• [GIVEN EXERCISE]:
Locate and copy all lines bearing the word "bottom".

* * * *

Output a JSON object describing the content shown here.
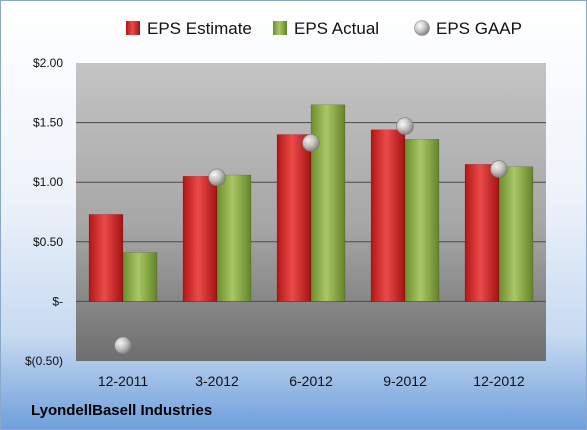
{
  "footer": {
    "company": "LyondellBasell Industries"
  },
  "chart_data": {
    "type": "bar",
    "title": "",
    "xlabel": "",
    "ylabel": "",
    "categories": [
      "12-2011",
      "3-2012",
      "6-2012",
      "9-2012",
      "12-2012"
    ],
    "series": [
      {
        "name": "EPS Estimate",
        "kind": "bar",
        "color": "#d42a2a",
        "values": [
          0.73,
          1.05,
          1.4,
          1.44,
          1.15
        ]
      },
      {
        "name": "EPS Actual",
        "kind": "bar",
        "color": "#8fb04a",
        "values": [
          0.41,
          1.06,
          1.65,
          1.36,
          1.13
        ]
      },
      {
        "name": "EPS GAAP",
        "kind": "marker",
        "color": "#b0b0b0",
        "values": [
          -0.37,
          1.04,
          1.33,
          1.47,
          1.11
        ]
      }
    ],
    "yticks": [
      {
        "value": 2.0,
        "label": "$2.00"
      },
      {
        "value": 1.5,
        "label": "$1.50"
      },
      {
        "value": 1.0,
        "label": "$1.00"
      },
      {
        "value": 0.5,
        "label": "$0.50"
      },
      {
        "value": 0.0,
        "label": "$-"
      },
      {
        "value": -0.5,
        "label": "$(0.50)"
      }
    ],
    "ylim": [
      -0.5,
      2.0
    ],
    "grid": true,
    "legend": "top"
  }
}
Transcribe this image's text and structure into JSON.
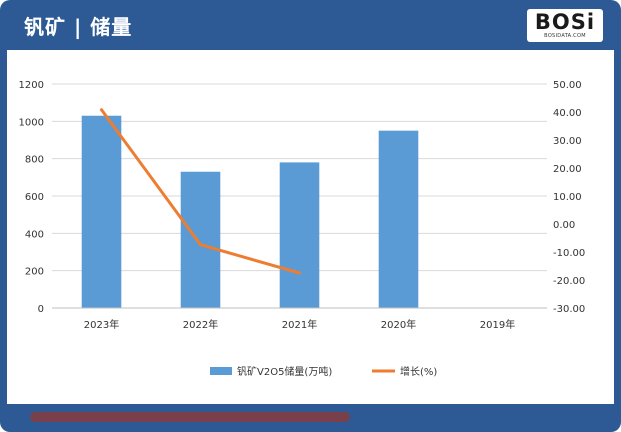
{
  "header": {
    "title": "钒矿 | 储量",
    "logo_text": "BOSi",
    "logo_sub": "BOSIDATA.COM"
  },
  "colors": {
    "frame": "#2d5a95",
    "bar": "#5b9bd5",
    "line": "#ed7d31"
  },
  "chart_data": {
    "type": "bar",
    "categories": [
      "2023年",
      "2022年",
      "2021年",
      "2020年",
      "2019年"
    ],
    "series": [
      {
        "name": "钒矿V2O5储量(万吨)",
        "type": "bar",
        "axis": "left",
        "values": [
          1030,
          730,
          780,
          950,
          null
        ]
      },
      {
        "name": "增长(%)",
        "type": "line",
        "axis": "right",
        "values": [
          40.8,
          -7.4,
          -17.5,
          null,
          null
        ]
      }
    ],
    "y_left": {
      "min": 0,
      "max": 1200,
      "ticks": [
        "0",
        "200",
        "400",
        "600",
        "800",
        "1000",
        "1200"
      ]
    },
    "y_right": {
      "min": -30,
      "max": 50,
      "ticks": [
        "-30.00",
        "-20.00",
        "-10.00",
        "0.00",
        "10.00",
        "20.00",
        "30.00",
        "40.00",
        "50.00"
      ]
    },
    "grid": true,
    "legend_position": "bottom"
  }
}
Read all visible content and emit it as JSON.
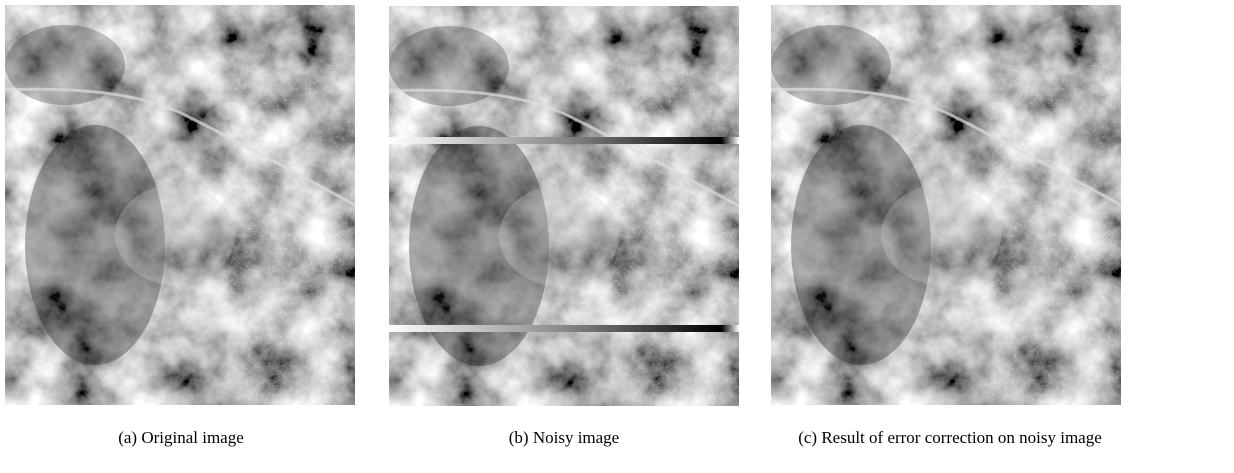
{
  "figure": {
    "panels": [
      {
        "caption": "(a) Original image"
      },
      {
        "caption": "(b) Noisy image"
      },
      {
        "caption": "(c) Result of error correction on noisy image"
      }
    ]
  }
}
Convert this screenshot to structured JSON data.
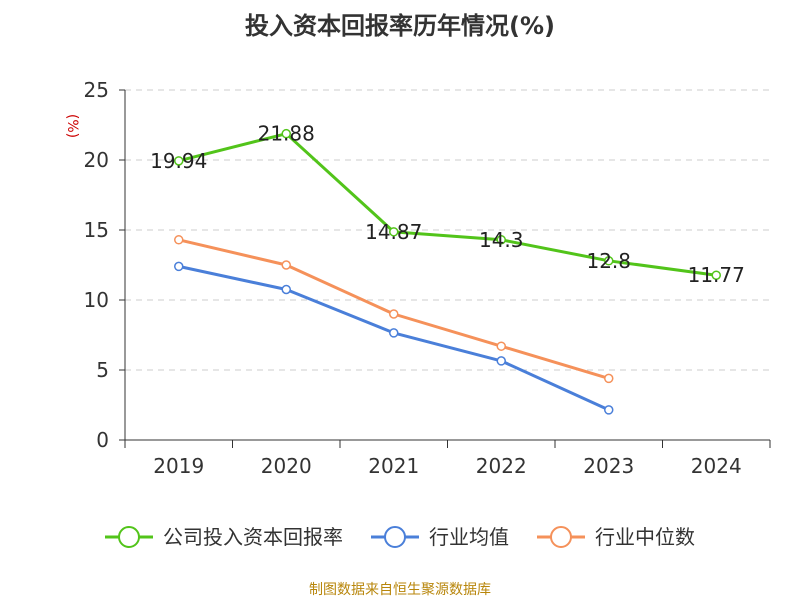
{
  "chart_data": {
    "type": "line",
    "title": "投入资本回报率历年情况(%)",
    "ylabel": "(%)",
    "xlabel": "",
    "categories": [
      "2019",
      "2020",
      "2021",
      "2022",
      "2023",
      "2024"
    ],
    "ylim": [
      0,
      25
    ],
    "yticks": [
      0,
      5,
      10,
      15,
      20,
      25
    ],
    "grid": true,
    "legend_position": "bottom",
    "series": [
      {
        "name": "公司投入资本回报率",
        "color": "#52c41a",
        "values": [
          19.94,
          21.88,
          14.87,
          14.3,
          12.8,
          11.77
        ],
        "labels": [
          "19.94",
          "21.88",
          "14.87",
          "14.3",
          "12.8",
          "11.77"
        ]
      },
      {
        "name": "行业均值",
        "color": "#4a7fd9",
        "values": [
          12.4,
          10.75,
          7.65,
          5.65,
          2.15,
          null
        ]
      },
      {
        "name": "行业中位数",
        "color": "#f5915a",
        "values": [
          14.3,
          12.5,
          9.0,
          6.7,
          4.4,
          null
        ]
      }
    ]
  },
  "source": "制图数据来自恒生聚源数据库"
}
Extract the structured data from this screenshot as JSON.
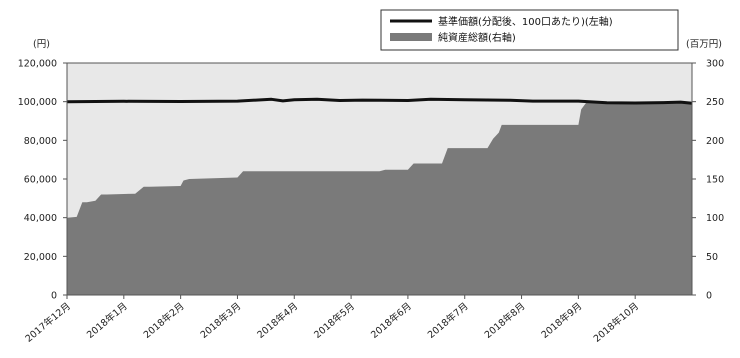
{
  "chart_data": {
    "type": "area",
    "title": "",
    "left_axis": {
      "unit_label": "(円)",
      "ylim": [
        0,
        120000
      ],
      "tick_values": [
        0,
        20000,
        40000,
        60000,
        80000,
        100000,
        120000
      ],
      "tick_labels": [
        "0",
        "20,000",
        "40,000",
        "60,000",
        "80,000",
        "100,000",
        "120,000"
      ]
    },
    "right_axis": {
      "unit_label": "(百万円)",
      "ylim": [
        0,
        300
      ],
      "tick_values": [
        0,
        50,
        100,
        150,
        200,
        250,
        300
      ],
      "tick_labels": [
        "0",
        "50",
        "100",
        "150",
        "200",
        "250",
        "300"
      ]
    },
    "x_axis": {
      "categories": [
        "2017年12月",
        "2018年1月",
        "2018年2月",
        "2018年3月",
        "2018年4月",
        "2018年5月",
        "2018年6月",
        "2018年7月",
        "2018年8月",
        "2018年9月",
        "2018年10月"
      ],
      "range": [
        0,
        11
      ]
    },
    "legend": {
      "placement": "top-right",
      "entries": [
        "基準価額(分配後、100口あたり)(左軸)",
        "純資産総額(右軸)"
      ]
    },
    "series": [
      {
        "name": "基準価額(分配後、100口あたり)(左軸)",
        "axis": "left",
        "style": "line",
        "color": "#111111",
        "x": [
          0,
          1,
          2,
          3,
          3.6,
          3.8,
          4,
          4.4,
          4.8,
          5.2,
          6,
          6.4,
          7,
          7.8,
          8.2,
          9,
          9.5,
          10,
          10.5,
          10.8,
          11
        ],
        "y": [
          100000,
          100200,
          100100,
          100300,
          101200,
          100400,
          101000,
          101300,
          100600,
          100800,
          100600,
          101200,
          101000,
          100700,
          100300,
          100300,
          99400,
          99300,
          99500,
          99800,
          99200
        ]
      },
      {
        "name": "純資産総額(右軸)",
        "axis": "right",
        "style": "area",
        "color": "#7a7a7a",
        "x": [
          0,
          0.17,
          0.27,
          0.35,
          0.5,
          0.6,
          0.7,
          1.2,
          1.35,
          1.45,
          2.0,
          2.05,
          2.15,
          3.0,
          3.1,
          5.5,
          5.6,
          6.0,
          6.1,
          6.6,
          6.7,
          7.4,
          7.5,
          7.6,
          7.65,
          8.5,
          9.0,
          9.05,
          9.15,
          11
        ],
        "y": [
          100,
          101,
          120,
          120,
          122,
          130,
          130,
          131,
          140,
          140,
          141,
          148,
          150,
          152,
          160,
          160,
          162,
          162,
          170,
          170,
          190,
          190,
          202,
          210,
          220,
          220,
          220,
          240,
          250,
          248
        ]
      }
    ],
    "grid": false,
    "plot_background": "#e8e8e8"
  }
}
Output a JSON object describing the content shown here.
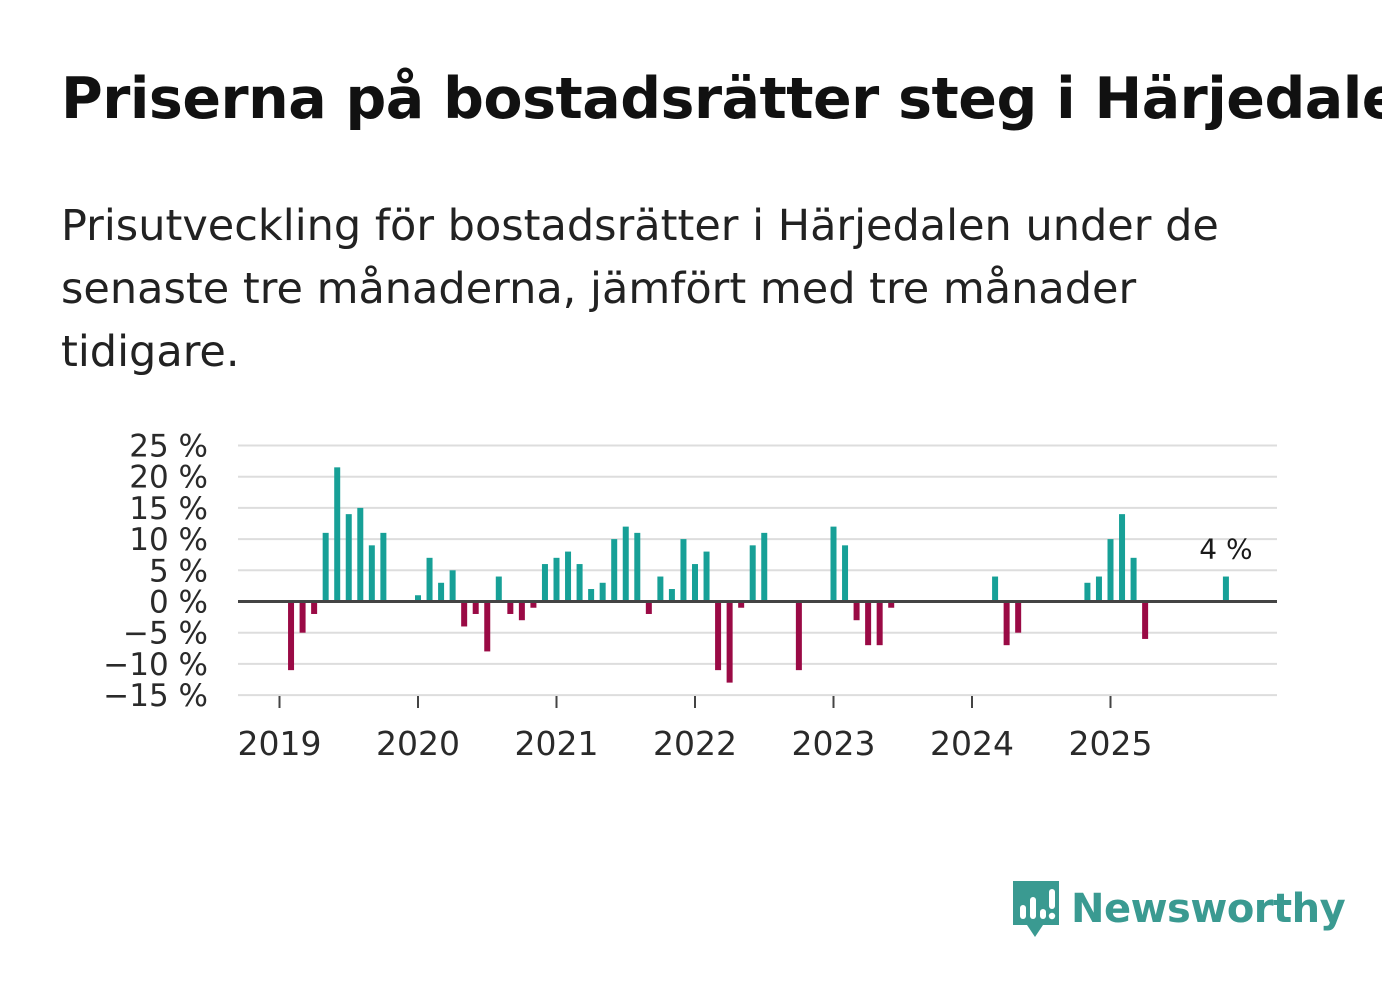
{
  "title": "Priserna på bostadsrätter steg i Härjedalen",
  "subtitle": "Prisutveckling för bostadsrätter i Härjedalen under de senaste tre månaderna, jämfört med tre månader tidigare.",
  "brand": {
    "name": "Newsworthy",
    "color": "#3a9a91"
  },
  "colors": {
    "positive": "#17a097",
    "negative": "#9a0a45",
    "grid": "#dddddd",
    "zero": "#444444"
  },
  "chart_data": {
    "type": "bar",
    "title": "Priserna på bostadsrätter steg i Härjedalen",
    "xlabel": "",
    "ylabel": "",
    "ylim": [
      -15,
      25
    ],
    "yticks": [
      25,
      20,
      15,
      10,
      5,
      0,
      -5,
      -10,
      -15
    ],
    "ytick_labels": [
      "25 %",
      "20 %",
      "15 %",
      "10 %",
      "5 %",
      "0 %",
      "−5 %",
      "−10 %",
      "−15 %"
    ],
    "year_labels": [
      "2019",
      "2020",
      "2021",
      "2022",
      "2023",
      "2024",
      "2025"
    ],
    "start": "2019-01",
    "categories": [
      "2019-01",
      "2019-02",
      "2019-03",
      "2019-04",
      "2019-05",
      "2019-06",
      "2019-07",
      "2019-08",
      "2019-09",
      "2019-10",
      "2019-11",
      "2019-12",
      "2020-01",
      "2020-02",
      "2020-03",
      "2020-04",
      "2020-05",
      "2020-06",
      "2020-07",
      "2020-08",
      "2020-09",
      "2020-10",
      "2020-11",
      "2020-12",
      "2021-01",
      "2021-02",
      "2021-03",
      "2021-04",
      "2021-05",
      "2021-06",
      "2021-07",
      "2021-08",
      "2021-09",
      "2021-10",
      "2021-11",
      "2021-12",
      "2022-01",
      "2022-02",
      "2022-03",
      "2022-04",
      "2022-05",
      "2022-06",
      "2022-07",
      "2022-08",
      "2022-09",
      "2022-10",
      "2022-11",
      "2022-12",
      "2023-01",
      "2023-02",
      "2023-03",
      "2023-04",
      "2023-05",
      "2023-06",
      "2023-07",
      "2023-08",
      "2023-09",
      "2023-10",
      "2023-11",
      "2023-12",
      "2024-01",
      "2024-02",
      "2024-03",
      "2024-04",
      "2024-05",
      "2024-06",
      "2024-07",
      "2024-08",
      "2024-09",
      "2024-10",
      "2024-11",
      "2024-12",
      "2025-01",
      "2025-02",
      "2025-03",
      "2025-04",
      "2025-05",
      "2025-06",
      "2025-07",
      "2025-08",
      "2025-09",
      "2025-10",
      "2025-11"
    ],
    "values": [
      null,
      -11,
      -5,
      -2,
      11,
      21.5,
      14,
      15,
      9,
      11,
      null,
      null,
      1,
      7,
      3,
      5,
      -4,
      -2,
      -8,
      4,
      -2,
      -3,
      -1,
      6,
      7,
      8,
      6,
      2,
      3,
      10,
      12,
      11,
      -2,
      4,
      2,
      10,
      6,
      8,
      -11,
      -13,
      -1,
      9,
      11,
      null,
      null,
      -11,
      null,
      null,
      12,
      9,
      -3,
      -7,
      -7,
      -1,
      null,
      null,
      null,
      null,
      null,
      null,
      null,
      null,
      4,
      -7,
      -5,
      null,
      null,
      null,
      null,
      null,
      3,
      4,
      10,
      14,
      7,
      -6,
      null,
      null,
      null,
      null,
      null,
      null,
      4
    ],
    "annotation": {
      "category": "2025-11",
      "label": "4 %"
    }
  }
}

* * * *

• [RESPONSE TO THE TASK]:
    "legend_position": "bottom"
    "legend_position": "bottom",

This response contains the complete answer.